### TASK INPUT

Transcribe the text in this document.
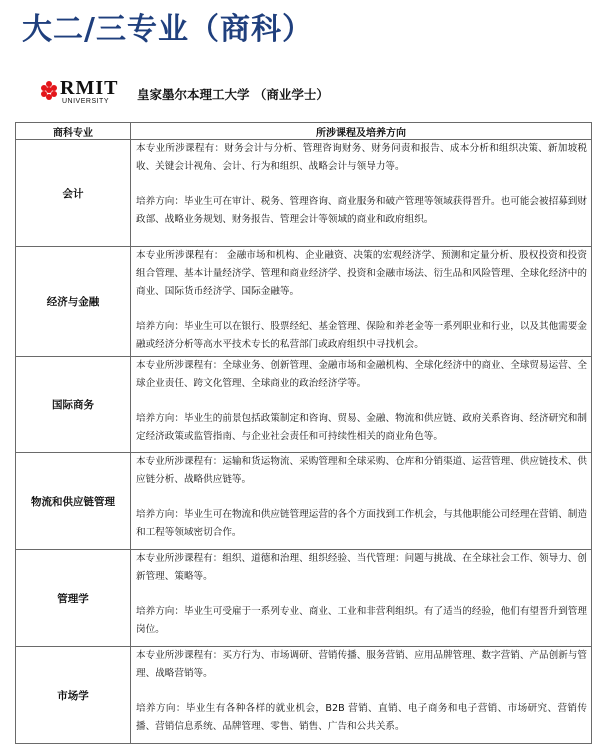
大二/三专业（商科）
RMIT
UNIVERSITY 皇家墨尔本理工大学 （商业学士）
商科专业	所涉课程及培养方向
会计	本专业所涉课程有：财务会计与分析、管理咨询财务、财务问责和报告、成本分析和组织决策、新加坡税收、关键会计视角、会计、行为和组织、战略会计与领导力等。

培养方向：毕业生可在审计、税务、管理咨询、商业服务和破产管理等领域获得晋升。也可能会被招募到财政部、战略业务规划、财务报告、管理会计等领域的商业和政府组织。

经济与金融	本专业所涉课程有： 金融市场和机构、企业融资、决策的宏观经济学、预测和定量分析、股权投资和投资组合管理、基本计量经济学、管理和商业经济学、投资和金融市场法、衍生品和风险管理、全球化经济中的商业、国际货币经济学、国际金融等。

培养方向：毕业生可以在银行、股票经纪、基金管理、保险和养老金等一系列职业和行业，以及其他需要金融或经济分析等高水平技术专长的私营部门或政府组织中寻找机会。

国际商务	本专业所涉课程有：全球业务、创新管理、金融市场和金融机构、全球化经济中的商业、全球贸易运营、全球企业责任、跨文化管理、全球商业的政治经济学等。

培养方向：毕业生的前景包括政策制定和咨询、贸易、金融、物流和供应链、政府关系咨询、经济研究和制定经济政策或监管指南、与企业社会责任和可持续性相关的商业角色等。

物流和供应链管理	本专业所涉课程有：运输和货运物流、采购管理和全球采购、仓库和分销渠道、运营管理、供应链技术、供应链分析、战略供应链等。

培养方向：毕业生可在物流和供应链管理运营的各个方面找到工作机会，与其他职能公司经理在营销、制造和工程等领域密切合作。

管理学	本专业所涉课程有：组织、道德和治理、组织经验、当代管理：问题与挑战、在全球社会工作、领导力、创新管理、策略等。

培养方向：毕业生可受雇于一系列专业、商业、工业和非营利组织。有了适当的经验，他们有望晋升到管理岗位。

市场学	本专业所涉课程有：买方行为、市场调研、营销传播、服务营销、应用品牌管理、数字营销、产品创新与管理、战略营销等。

培养方向：毕业生有各种各样的就业机会，B2B 营销、直销、电子商务和电子营销、市场研究、营销传播、营销信息系统、品牌管理、零售、销售、广告和公共关系。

######

*STATED EXERCISE:* Identify each line in the records above that contains the word "创新管理", and copy it out in full.

*WRITTEN SOLUTION:*
国际商务	本专业所涉课程有：全球业务、创新管理、金融市场和金融机构、全球化经济中的商业、全球贸易运营、全球企业责任、跨文化管理、全球商业的政治经济学等。
管理学	本专业所涉课程有：组织、道德和治理、组织经验、当代管理：问题与挑战、在全球社会工作、领导力、创新管理、策略等。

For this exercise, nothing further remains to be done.